→ **Input data**:
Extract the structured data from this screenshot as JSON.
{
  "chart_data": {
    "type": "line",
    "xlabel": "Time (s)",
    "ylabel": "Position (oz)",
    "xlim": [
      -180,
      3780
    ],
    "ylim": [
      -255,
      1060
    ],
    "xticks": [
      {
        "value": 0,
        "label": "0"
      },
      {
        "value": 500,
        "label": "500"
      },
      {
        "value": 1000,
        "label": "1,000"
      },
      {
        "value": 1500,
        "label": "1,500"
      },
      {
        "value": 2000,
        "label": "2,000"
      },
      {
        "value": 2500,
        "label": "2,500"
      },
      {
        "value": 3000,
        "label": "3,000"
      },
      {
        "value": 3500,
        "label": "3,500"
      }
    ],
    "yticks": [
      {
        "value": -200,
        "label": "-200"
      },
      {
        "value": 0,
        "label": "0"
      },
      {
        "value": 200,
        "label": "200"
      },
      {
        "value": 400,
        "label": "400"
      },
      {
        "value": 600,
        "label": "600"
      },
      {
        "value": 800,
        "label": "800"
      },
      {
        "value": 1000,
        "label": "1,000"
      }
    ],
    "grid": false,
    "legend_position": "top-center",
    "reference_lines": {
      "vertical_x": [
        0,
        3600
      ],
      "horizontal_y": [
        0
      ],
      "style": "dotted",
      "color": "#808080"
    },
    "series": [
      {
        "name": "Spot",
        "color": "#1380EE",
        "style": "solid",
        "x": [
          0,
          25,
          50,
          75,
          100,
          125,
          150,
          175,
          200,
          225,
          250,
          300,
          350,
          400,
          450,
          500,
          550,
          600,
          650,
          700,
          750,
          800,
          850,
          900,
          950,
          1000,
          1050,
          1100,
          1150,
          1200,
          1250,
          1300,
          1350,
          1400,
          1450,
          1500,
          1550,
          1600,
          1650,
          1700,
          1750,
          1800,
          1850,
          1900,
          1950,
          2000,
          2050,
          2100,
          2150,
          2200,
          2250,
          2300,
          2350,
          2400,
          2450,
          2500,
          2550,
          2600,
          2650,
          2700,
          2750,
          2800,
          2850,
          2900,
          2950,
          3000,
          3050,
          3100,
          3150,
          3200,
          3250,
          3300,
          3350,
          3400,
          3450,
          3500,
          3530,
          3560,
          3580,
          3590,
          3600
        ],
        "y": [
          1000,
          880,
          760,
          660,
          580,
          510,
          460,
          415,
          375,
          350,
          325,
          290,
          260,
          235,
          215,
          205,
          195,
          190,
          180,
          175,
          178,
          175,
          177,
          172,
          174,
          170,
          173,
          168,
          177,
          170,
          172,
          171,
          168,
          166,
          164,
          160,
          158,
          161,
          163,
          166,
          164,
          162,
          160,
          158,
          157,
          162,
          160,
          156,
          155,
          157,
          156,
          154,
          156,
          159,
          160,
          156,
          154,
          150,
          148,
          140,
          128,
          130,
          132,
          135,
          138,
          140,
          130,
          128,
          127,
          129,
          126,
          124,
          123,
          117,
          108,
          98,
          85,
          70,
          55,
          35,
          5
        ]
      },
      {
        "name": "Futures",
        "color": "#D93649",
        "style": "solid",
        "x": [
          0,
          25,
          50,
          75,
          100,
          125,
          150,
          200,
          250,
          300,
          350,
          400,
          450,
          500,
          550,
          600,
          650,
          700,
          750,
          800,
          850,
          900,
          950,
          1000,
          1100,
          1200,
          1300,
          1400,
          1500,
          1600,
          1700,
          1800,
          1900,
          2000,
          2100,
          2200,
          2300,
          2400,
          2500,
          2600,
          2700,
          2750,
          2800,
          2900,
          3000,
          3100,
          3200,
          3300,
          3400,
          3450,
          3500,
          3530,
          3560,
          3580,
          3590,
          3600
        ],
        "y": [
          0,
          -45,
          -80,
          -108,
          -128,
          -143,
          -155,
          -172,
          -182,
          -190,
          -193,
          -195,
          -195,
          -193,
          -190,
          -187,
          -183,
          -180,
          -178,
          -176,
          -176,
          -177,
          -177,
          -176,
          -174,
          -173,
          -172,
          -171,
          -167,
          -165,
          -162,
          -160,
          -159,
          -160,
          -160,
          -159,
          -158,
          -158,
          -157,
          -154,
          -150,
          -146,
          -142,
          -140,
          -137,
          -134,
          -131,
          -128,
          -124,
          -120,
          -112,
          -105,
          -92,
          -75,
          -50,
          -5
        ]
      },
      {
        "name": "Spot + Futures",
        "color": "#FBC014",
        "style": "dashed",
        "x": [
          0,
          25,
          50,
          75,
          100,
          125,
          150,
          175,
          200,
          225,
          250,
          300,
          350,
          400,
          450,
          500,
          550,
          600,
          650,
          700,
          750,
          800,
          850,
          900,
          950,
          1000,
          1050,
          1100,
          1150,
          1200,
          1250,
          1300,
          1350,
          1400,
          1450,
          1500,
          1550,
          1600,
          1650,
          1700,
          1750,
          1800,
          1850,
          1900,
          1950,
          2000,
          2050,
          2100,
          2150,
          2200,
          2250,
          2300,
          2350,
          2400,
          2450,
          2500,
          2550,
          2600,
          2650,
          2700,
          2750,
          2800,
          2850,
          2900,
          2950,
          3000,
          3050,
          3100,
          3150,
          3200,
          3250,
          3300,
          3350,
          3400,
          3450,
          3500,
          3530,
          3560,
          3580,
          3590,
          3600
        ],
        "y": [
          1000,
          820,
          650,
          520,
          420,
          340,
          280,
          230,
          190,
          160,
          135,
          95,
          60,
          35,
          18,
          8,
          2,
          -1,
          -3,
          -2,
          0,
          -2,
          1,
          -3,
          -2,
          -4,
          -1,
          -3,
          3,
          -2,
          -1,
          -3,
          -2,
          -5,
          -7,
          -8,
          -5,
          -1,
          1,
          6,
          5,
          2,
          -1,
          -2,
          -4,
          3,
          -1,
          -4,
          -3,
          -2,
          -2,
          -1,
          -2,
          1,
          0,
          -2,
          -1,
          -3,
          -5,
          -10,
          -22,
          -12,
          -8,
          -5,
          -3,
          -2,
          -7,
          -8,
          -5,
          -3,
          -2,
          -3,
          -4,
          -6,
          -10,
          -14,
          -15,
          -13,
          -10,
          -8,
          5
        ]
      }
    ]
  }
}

→ **Given request**: Copy all lines of the material above where the string "color" occurs.

→ **Result**:
      "color": "#808080"
        "color": "#1380EE",
        "color": "#D93649",
        "color": "#FBC014",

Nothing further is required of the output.